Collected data

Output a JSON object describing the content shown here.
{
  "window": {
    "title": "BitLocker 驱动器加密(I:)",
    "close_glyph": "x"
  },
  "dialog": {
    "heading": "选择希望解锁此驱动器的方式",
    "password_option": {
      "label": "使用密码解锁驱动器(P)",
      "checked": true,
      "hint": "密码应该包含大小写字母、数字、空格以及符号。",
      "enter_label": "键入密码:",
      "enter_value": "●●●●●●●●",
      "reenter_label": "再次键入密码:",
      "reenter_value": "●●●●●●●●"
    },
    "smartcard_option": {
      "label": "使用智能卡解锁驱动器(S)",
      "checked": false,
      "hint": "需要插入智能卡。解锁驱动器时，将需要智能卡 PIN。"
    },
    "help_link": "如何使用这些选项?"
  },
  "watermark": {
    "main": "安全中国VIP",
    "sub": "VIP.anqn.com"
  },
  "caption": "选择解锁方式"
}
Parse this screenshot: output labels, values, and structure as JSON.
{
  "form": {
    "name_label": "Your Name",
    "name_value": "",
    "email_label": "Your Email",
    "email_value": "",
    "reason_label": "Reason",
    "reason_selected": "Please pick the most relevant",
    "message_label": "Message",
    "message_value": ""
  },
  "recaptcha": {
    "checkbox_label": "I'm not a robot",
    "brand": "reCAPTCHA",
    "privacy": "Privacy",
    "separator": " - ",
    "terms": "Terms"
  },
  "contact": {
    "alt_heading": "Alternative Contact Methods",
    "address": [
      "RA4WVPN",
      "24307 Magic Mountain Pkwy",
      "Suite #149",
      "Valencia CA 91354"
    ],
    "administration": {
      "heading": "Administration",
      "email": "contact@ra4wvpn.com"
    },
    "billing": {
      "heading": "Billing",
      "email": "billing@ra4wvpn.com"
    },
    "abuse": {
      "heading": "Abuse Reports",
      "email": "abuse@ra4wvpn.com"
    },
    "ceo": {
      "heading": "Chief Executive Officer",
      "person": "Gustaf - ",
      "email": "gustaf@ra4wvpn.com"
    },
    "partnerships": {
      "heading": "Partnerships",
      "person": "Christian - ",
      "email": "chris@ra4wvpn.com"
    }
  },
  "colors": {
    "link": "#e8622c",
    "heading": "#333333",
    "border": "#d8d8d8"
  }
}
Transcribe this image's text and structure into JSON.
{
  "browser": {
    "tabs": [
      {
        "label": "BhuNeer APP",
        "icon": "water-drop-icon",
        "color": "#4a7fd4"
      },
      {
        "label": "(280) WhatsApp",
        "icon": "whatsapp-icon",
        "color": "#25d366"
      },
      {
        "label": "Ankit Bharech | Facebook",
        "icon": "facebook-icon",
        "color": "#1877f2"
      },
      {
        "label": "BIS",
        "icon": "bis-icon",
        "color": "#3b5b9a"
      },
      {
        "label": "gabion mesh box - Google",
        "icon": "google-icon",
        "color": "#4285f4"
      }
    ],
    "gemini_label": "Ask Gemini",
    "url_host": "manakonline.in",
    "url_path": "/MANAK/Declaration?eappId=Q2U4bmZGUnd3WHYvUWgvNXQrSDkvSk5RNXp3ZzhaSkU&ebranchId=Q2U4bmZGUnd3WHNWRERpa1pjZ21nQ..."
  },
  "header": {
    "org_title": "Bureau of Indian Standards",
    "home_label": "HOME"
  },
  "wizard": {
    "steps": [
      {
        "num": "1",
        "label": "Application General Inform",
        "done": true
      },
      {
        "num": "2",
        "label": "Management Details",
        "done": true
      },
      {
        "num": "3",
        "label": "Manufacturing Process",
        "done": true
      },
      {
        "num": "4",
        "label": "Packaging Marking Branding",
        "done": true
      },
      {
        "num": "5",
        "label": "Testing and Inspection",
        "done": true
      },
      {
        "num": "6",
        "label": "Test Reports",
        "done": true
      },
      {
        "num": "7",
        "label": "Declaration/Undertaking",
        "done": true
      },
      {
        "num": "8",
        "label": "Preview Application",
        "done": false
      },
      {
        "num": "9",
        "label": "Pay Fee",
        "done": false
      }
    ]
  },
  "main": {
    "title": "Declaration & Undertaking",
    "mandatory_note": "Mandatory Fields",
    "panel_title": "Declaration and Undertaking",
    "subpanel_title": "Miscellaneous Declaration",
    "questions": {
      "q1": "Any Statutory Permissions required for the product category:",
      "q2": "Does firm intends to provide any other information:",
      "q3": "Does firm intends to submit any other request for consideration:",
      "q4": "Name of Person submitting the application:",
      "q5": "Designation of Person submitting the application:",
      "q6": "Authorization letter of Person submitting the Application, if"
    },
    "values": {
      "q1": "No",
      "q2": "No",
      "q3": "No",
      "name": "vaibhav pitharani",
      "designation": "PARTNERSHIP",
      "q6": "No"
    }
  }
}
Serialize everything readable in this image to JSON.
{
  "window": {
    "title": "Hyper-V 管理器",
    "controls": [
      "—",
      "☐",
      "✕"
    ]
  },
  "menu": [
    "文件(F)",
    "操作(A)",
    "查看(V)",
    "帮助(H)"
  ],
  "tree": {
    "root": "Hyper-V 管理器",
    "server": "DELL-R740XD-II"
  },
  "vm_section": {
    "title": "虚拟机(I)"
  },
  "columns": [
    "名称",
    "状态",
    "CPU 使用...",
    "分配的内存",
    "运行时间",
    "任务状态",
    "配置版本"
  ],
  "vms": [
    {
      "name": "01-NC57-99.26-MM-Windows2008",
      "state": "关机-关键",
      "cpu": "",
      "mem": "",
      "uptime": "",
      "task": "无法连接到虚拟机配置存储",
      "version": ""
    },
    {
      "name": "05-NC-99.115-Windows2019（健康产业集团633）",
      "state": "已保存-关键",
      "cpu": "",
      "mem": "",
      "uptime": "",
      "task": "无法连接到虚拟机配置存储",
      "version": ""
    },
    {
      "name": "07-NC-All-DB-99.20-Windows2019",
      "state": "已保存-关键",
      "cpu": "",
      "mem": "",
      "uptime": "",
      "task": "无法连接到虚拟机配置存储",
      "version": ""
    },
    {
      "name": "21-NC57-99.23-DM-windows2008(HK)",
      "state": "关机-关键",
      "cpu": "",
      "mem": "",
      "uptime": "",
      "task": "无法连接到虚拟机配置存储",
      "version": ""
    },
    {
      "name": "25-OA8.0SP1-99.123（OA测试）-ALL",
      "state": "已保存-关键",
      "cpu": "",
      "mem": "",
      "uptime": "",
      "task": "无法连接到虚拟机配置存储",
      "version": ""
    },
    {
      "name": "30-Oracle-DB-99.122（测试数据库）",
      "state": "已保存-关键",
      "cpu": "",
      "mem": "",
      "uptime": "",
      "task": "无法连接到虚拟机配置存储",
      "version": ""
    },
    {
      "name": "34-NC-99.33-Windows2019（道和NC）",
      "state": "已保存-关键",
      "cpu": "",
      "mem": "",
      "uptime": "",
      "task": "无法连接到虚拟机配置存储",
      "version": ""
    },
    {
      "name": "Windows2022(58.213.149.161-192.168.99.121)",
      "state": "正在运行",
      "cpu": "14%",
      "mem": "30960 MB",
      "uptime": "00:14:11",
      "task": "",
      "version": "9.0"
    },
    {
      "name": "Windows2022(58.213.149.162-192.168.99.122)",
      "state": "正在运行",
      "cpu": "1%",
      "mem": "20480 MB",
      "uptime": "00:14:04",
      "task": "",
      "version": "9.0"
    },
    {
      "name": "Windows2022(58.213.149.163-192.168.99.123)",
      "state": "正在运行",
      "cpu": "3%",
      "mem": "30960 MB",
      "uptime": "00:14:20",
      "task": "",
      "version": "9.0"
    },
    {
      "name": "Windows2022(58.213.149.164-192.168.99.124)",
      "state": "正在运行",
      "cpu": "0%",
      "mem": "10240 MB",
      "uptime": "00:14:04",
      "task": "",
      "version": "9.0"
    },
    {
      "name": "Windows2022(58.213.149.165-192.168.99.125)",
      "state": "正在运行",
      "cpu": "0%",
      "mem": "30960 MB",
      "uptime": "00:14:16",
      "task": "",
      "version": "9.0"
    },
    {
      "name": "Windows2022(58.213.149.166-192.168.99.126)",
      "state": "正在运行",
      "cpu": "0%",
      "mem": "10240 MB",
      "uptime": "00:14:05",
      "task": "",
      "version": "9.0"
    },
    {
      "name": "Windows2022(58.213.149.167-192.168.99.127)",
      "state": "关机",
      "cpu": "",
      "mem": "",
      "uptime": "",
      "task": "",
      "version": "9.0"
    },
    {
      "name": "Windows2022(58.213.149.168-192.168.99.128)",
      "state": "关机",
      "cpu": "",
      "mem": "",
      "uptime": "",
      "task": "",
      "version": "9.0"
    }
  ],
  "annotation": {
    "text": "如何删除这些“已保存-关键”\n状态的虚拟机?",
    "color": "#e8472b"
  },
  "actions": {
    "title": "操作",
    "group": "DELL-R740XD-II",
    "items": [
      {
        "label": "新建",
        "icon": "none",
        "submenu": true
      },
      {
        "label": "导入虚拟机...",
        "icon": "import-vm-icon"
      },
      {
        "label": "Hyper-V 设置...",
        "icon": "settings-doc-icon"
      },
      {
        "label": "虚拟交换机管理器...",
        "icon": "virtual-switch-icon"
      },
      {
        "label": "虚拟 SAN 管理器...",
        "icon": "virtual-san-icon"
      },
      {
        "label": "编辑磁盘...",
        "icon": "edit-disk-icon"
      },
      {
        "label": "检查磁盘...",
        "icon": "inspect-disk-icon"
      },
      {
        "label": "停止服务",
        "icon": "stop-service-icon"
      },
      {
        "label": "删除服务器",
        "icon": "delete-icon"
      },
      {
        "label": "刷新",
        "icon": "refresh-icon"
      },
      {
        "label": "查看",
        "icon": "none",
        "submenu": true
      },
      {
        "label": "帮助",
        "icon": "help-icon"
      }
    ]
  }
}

• WRITTEN TASK:
Give nothing but the number of lines containing the string "Your".

• FINAL RESULT:
2